Pull out every line from the line containing "What data populates" through the end of the material, both ends included, and reproduce it exactly. Keep pictures out.

MATERIAL FOR THE TASK:
** begin **
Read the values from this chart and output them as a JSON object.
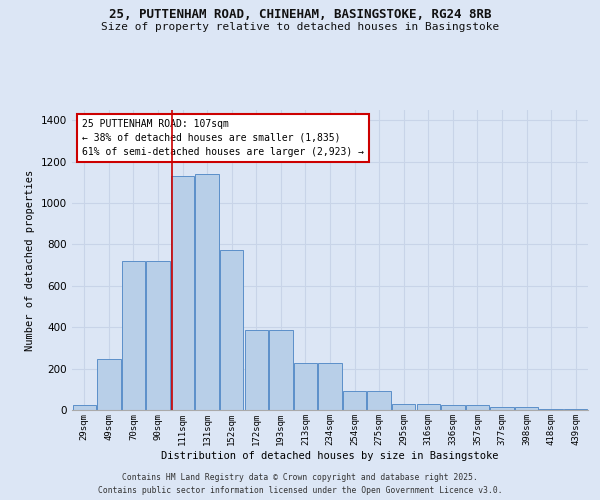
{
  "title_line1": "25, PUTTENHAM ROAD, CHINEHAM, BASINGSTOKE, RG24 8RB",
  "title_line2": "Size of property relative to detached houses in Basingstoke",
  "xlabel": "Distribution of detached houses by size in Basingstoke",
  "ylabel": "Number of detached properties",
  "categories": [
    "29sqm",
    "49sqm",
    "70sqm",
    "90sqm",
    "111sqm",
    "131sqm",
    "152sqm",
    "172sqm",
    "193sqm",
    "213sqm",
    "234sqm",
    "254sqm",
    "275sqm",
    "295sqm",
    "316sqm",
    "336sqm",
    "357sqm",
    "377sqm",
    "398sqm",
    "418sqm",
    "439sqm"
  ],
  "values": [
    25,
    245,
    720,
    720,
    1130,
    1140,
    775,
    385,
    385,
    225,
    225,
    90,
    90,
    28,
    28,
    22,
    22,
    15,
    15,
    3,
    3
  ],
  "bar_color": "#b8cfe8",
  "bar_edge_color": "#5b8fc9",
  "grid_color": "#c8d4e8",
  "background_color": "#dce6f5",
  "vline_x_index": 4,
  "vline_color": "#cc0000",
  "annotation_title": "25 PUTTENHAM ROAD: 107sqm",
  "annotation_line1": "← 38% of detached houses are smaller (1,835)",
  "annotation_line2": "61% of semi-detached houses are larger (2,923) →",
  "annotation_box_facecolor": "white",
  "annotation_box_edgecolor": "#cc0000",
  "footnote_line1": "Contains HM Land Registry data © Crown copyright and database right 2025.",
  "footnote_line2": "Contains public sector information licensed under the Open Government Licence v3.0.",
  "ylim": [
    0,
    1450
  ],
  "yticks": [
    0,
    200,
    400,
    600,
    800,
    1000,
    1200,
    1400
  ]
}
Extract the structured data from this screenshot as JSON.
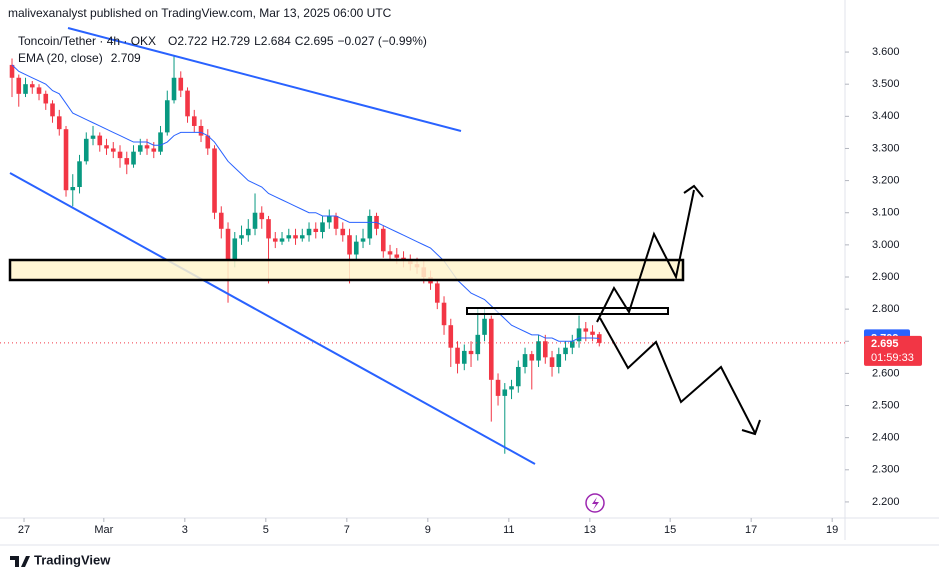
{
  "header": {
    "publisher": "malivexanalyst published on TradingView.com, Mar 13, 2025 06:00 UTC"
  },
  "chart_data": {
    "type": "candlestick",
    "title": "Toncoin/Tether · 4h · OKX",
    "ohlc_legend": [
      {
        "label": "O",
        "value": "2.722"
      },
      {
        "label": "H",
        "value": "2.729"
      },
      {
        "label": "L",
        "value": "2.684"
      },
      {
        "label": "C",
        "value": "2.695"
      }
    ],
    "change": "−0.027 (−0.99%)",
    "up_color": "#089981",
    "down_color": "#f23645",
    "open": [
      3.56,
      3.52,
      3.47,
      3.5,
      3.49,
      3.47,
      3.44,
      3.4,
      3.36,
      3.17,
      3.18,
      3.26,
      3.33,
      3.34,
      3.31,
      3.3,
      3.29,
      3.27,
      3.25,
      3.29,
      3.31,
      3.3,
      3.29,
      3.35,
      3.45,
      3.52,
      3.48,
      3.4,
      3.37,
      3.34,
      3.3,
      3.1,
      3.05,
      2.95,
      3.02,
      3.03,
      3.05,
      3.1,
      3.08,
      3.02,
      3.01,
      3.02,
      3.03,
      3.02,
      3.03,
      3.05,
      3.04,
      3.07,
      3.09,
      3.05,
      3.03,
      2.97,
      3.01,
      3.02,
      3.09,
      3.05,
      2.98,
      2.97,
      2.96,
      2.95,
      2.94,
      2.93,
      2.9,
      2.88,
      2.82,
      2.75,
      2.68,
      2.63,
      2.67,
      2.66,
      2.72,
      2.77,
      2.58,
      2.53,
      2.55,
      2.56,
      2.62,
      2.66,
      2.64,
      2.7,
      2.65,
      2.62,
      2.66,
      2.68,
      2.7,
      2.74,
      2.73,
      2.722
    ],
    "high": [
      3.58,
      3.53,
      3.52,
      3.51,
      3.5,
      3.48,
      3.45,
      3.42,
      3.37,
      3.22,
      3.28,
      3.35,
      3.37,
      3.35,
      3.33,
      3.32,
      3.31,
      3.29,
      3.31,
      3.33,
      3.33,
      3.32,
      3.37,
      3.48,
      3.59,
      3.54,
      3.49,
      3.42,
      3.39,
      3.36,
      3.31,
      3.12,
      3.07,
      3.04,
      3.06,
      3.08,
      3.16,
      3.12,
      3.09,
      3.04,
      3.04,
      3.05,
      3.05,
      3.05,
      3.07,
      3.07,
      3.09,
      3.11,
      3.1,
      3.07,
      3.05,
      3.03,
      3.05,
      3.11,
      3.1,
      3.06,
      3.0,
      2.99,
      2.98,
      2.97,
      2.96,
      2.95,
      2.92,
      2.89,
      2.84,
      2.77,
      2.7,
      2.69,
      2.7,
      2.8,
      2.8,
      2.78,
      2.6,
      2.57,
      2.58,
      2.64,
      2.68,
      2.67,
      2.72,
      2.72,
      2.67,
      2.68,
      2.7,
      2.72,
      2.78,
      2.76,
      2.75,
      2.729
    ],
    "low": [
      3.46,
      3.43,
      3.46,
      3.47,
      3.45,
      3.42,
      3.38,
      3.34,
      3.15,
      3.12,
      3.16,
      3.25,
      3.31,
      3.29,
      3.28,
      3.27,
      3.24,
      3.22,
      3.24,
      3.28,
      3.28,
      3.27,
      3.28,
      3.34,
      3.44,
      3.46,
      3.38,
      3.35,
      3.32,
      3.28,
      3.08,
      3.02,
      2.82,
      2.93,
      3.0,
      3.01,
      3.03,
      3.05,
      2.88,
      2.99,
      3.0,
      3.01,
      3.0,
      3.01,
      3.01,
      3.02,
      3.02,
      3.05,
      3.03,
      3.01,
      2.88,
      2.95,
      2.99,
      3.0,
      3.03,
      2.96,
      2.95,
      2.94,
      2.93,
      2.92,
      2.91,
      2.88,
      2.86,
      2.8,
      2.72,
      2.62,
      2.6,
      2.61,
      2.62,
      2.64,
      2.7,
      2.45,
      2.5,
      2.35,
      2.52,
      2.54,
      2.6,
      2.55,
      2.62,
      2.63,
      2.59,
      2.6,
      2.64,
      2.66,
      2.68,
      2.7,
      2.7,
      2.684
    ],
    "close": [
      3.52,
      3.47,
      3.5,
      3.49,
      3.47,
      3.44,
      3.4,
      3.36,
      3.17,
      3.18,
      3.26,
      3.33,
      3.34,
      3.31,
      3.3,
      3.29,
      3.27,
      3.25,
      3.29,
      3.31,
      3.3,
      3.29,
      3.35,
      3.45,
      3.52,
      3.48,
      3.4,
      3.37,
      3.34,
      3.3,
      3.1,
      3.05,
      2.95,
      3.02,
      3.03,
      3.05,
      3.1,
      3.08,
      3.02,
      3.01,
      3.02,
      3.03,
      3.02,
      3.03,
      3.05,
      3.04,
      3.07,
      3.09,
      3.05,
      3.03,
      2.97,
      3.01,
      3.02,
      3.09,
      3.05,
      2.98,
      2.97,
      2.96,
      2.95,
      2.94,
      2.93,
      2.9,
      2.88,
      2.82,
      2.75,
      2.68,
      2.63,
      2.67,
      2.66,
      2.72,
      2.77,
      2.58,
      2.53,
      2.55,
      2.56,
      2.62,
      2.66,
      2.64,
      2.7,
      2.65,
      2.62,
      2.66,
      2.68,
      2.7,
      2.74,
      2.73,
      2.72,
      2.695
    ],
    "close_label": "2.695",
    "countdown": "01:59:33",
    "series": [
      {
        "name": "EMA (20, close)",
        "color": "#2962ff",
        "value_label": "2.709",
        "values": [
          3.56,
          3.54,
          3.53,
          3.52,
          3.51,
          3.5,
          3.48,
          3.47,
          3.44,
          3.41,
          3.4,
          3.39,
          3.38,
          3.37,
          3.36,
          3.35,
          3.34,
          3.33,
          3.32,
          3.32,
          3.32,
          3.31,
          3.31,
          3.32,
          3.34,
          3.35,
          3.35,
          3.35,
          3.35,
          3.34,
          3.32,
          3.29,
          3.26,
          3.24,
          3.22,
          3.2,
          3.19,
          3.18,
          3.16,
          3.15,
          3.14,
          3.13,
          3.12,
          3.11,
          3.1,
          3.1,
          3.09,
          3.09,
          3.09,
          3.08,
          3.07,
          3.07,
          3.07,
          3.07,
          3.07,
          3.06,
          3.05,
          3.04,
          3.03,
          3.02,
          3.01,
          3.0,
          2.99,
          2.97,
          2.95,
          2.92,
          2.89,
          2.87,
          2.85,
          2.84,
          2.83,
          2.81,
          2.79,
          2.77,
          2.75,
          2.74,
          2.73,
          2.72,
          2.72,
          2.71,
          2.71,
          2.7,
          2.7,
          2.7,
          2.71,
          2.71,
          2.71,
          2.709
        ]
      }
    ],
    "xlim": [
      -1.78,
      123.4
    ],
    "xticks": [
      {
        "value": 1.78,
        "label": "27"
      },
      {
        "value": 13.6,
        "label": "Mar"
      },
      {
        "value": 25.6,
        "label": "3"
      },
      {
        "value": 37.6,
        "label": "5"
      },
      {
        "value": 49.6,
        "label": "7"
      },
      {
        "value": 61.6,
        "label": "9"
      },
      {
        "value": 73.6,
        "label": "11"
      },
      {
        "value": 85.6,
        "label": "13"
      },
      {
        "value": 97.5,
        "label": "15"
      },
      {
        "value": 109.5,
        "label": "17"
      },
      {
        "value": 121.5,
        "label": "19"
      }
    ],
    "ylim": [
      2.15,
      3.762
    ],
    "yticks": [
      {
        "value": 2.2,
        "label": "2.200"
      },
      {
        "value": 2.3,
        "label": "2.300"
      },
      {
        "value": 2.4,
        "label": "2.400"
      },
      {
        "value": 2.5,
        "label": "2.500"
      },
      {
        "value": 2.6,
        "label": "2.600"
      },
      {
        "value": 2.7,
        "label": "2.700"
      },
      {
        "value": 2.8,
        "label": "2.800"
      },
      {
        "value": 2.9,
        "label": "2.900"
      },
      {
        "value": 3.0,
        "label": "3.000"
      },
      {
        "value": 3.1,
        "label": "3.100"
      },
      {
        "value": 3.2,
        "label": "3.200"
      },
      {
        "value": 3.3,
        "label": "3.300"
      },
      {
        "value": 3.4,
        "label": "3.400"
      },
      {
        "value": 3.5,
        "label": "3.500"
      },
      {
        "value": 3.6,
        "label": "3.600"
      }
    ]
  },
  "footer": {
    "brand": "TradingView"
  }
}
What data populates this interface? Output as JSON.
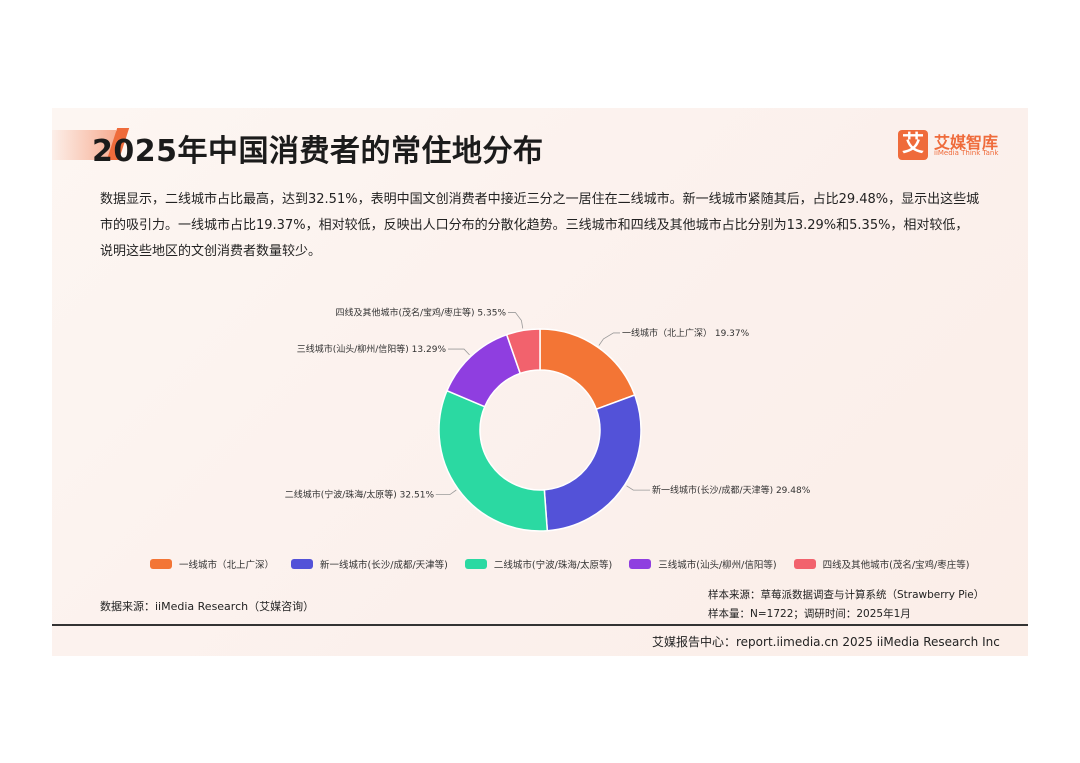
{
  "title": "2025年中国消费者的常住地分布",
  "logo": {
    "mark": "艾",
    "cn": "艾媒智库",
    "en": "iiMedia Think Tank"
  },
  "description": "数据显示，二线城市占比最高，达到32.51%，表明中国文创消费者中接近三分之一居住在二线城市。新一线城市紧随其后，占比29.48%，显示出这些城市的吸引力。一线城市占比19.37%，相对较低，反映出人口分布的分散化趋势。三线城市和四线及其他城市占比分别为13.29%和5.35%，相对较低，说明这些地区的文创消费者数量较少。",
  "chart_data": {
    "type": "pie",
    "donut": true,
    "legend_position": "bottom",
    "categories": [
      "一线城市（北上广深）",
      "新一线城市(长沙/成都/天津等)",
      "二线城市(宁波/珠海/太原等)",
      "三线城市(汕头/柳州/信阳等)",
      "四线及其他城市(茂名/宝鸡/枣庄等)"
    ],
    "values": [
      19.37,
      29.48,
      32.51,
      13.29,
      5.35
    ],
    "colors": [
      "#f37535",
      "#5352d8",
      "#2bd9a2",
      "#8f3ee0",
      "#f2626d"
    ],
    "labels": [
      "一线城市（北上广深） 19.37%",
      "新一线城市(长沙/成都/天津等) 29.48%",
      "二线城市(宁波/珠海/太原等) 32.51%",
      "三线城市(汕头/柳州/信阳等) 13.29%",
      "四线及其他城市(茂名/宝鸡/枣庄等) 5.35%"
    ]
  },
  "source": "数据来源：iiMedia Research（艾媒咨询）",
  "sample_source": "样本来源：草莓派数据调查与计算系统（Strawberry Pie）",
  "sample_info": "样本量：N=1722；调研时间：2025年1月",
  "footer": "艾媒报告中心：report.iimedia.cn 2025 iiMedia Research Inc"
}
** end **
REPLY TO THE TASK:
What data populates this interface? Output as JSON.
{
  "title": "2025年中国消费者的常住地分布",
  "logo": {
    "mark": "艾",
    "cn": "艾媒智库",
    "en": "iiMedia Think Tank"
  },
  "description": "数据显示，二线城市占比最高，达到32.51%，表明中国文创消费者中接近三分之一居住在二线城市。新一线城市紧随其后，占比29.48%，显示出这些城市的吸引力。一线城市占比19.37%，相对较低，反映出人口分布的分散化趋势。三线城市和四线及其他城市占比分别为13.29%和5.35%，相对较低，说明这些地区的文创消费者数量较少。",
  "chart_data": {
    "type": "pie",
    "donut": true,
    "legend_position": "bottom",
    "categories": [
      "一线城市（北上广深）",
      "新一线城市(长沙/成都/天津等)",
      "二线城市(宁波/珠海/太原等)",
      "三线城市(汕头/柳州/信阳等)",
      "四线及其他城市(茂名/宝鸡/枣庄等)"
    ],
    "values": [
      19.37,
      29.48,
      32.51,
      13.29,
      5.35
    ],
    "colors": [
      "#f37535",
      "#5352d8",
      "#2bd9a2",
      "#8f3ee0",
      "#f2626d"
    ],
    "labels": [
      "一线城市（北上广深） 19.37%",
      "新一线城市(长沙/成都/天津等) 29.48%",
      "二线城市(宁波/珠海/太原等) 32.51%",
      "三线城市(汕头/柳州/信阳等) 13.29%",
      "四线及其他城市(茂名/宝鸡/枣庄等) 5.35%"
    ]
  },
  "source": "数据来源：iiMedia Research（艾媒咨询）",
  "sample_source": "样本来源：草莓派数据调查与计算系统（Strawberry Pie）",
  "sample_info": "样本量：N=1722；调研时间：2025年1月",
  "footer": "艾媒报告中心：report.iimedia.cn 2025 iiMedia Research Inc"
}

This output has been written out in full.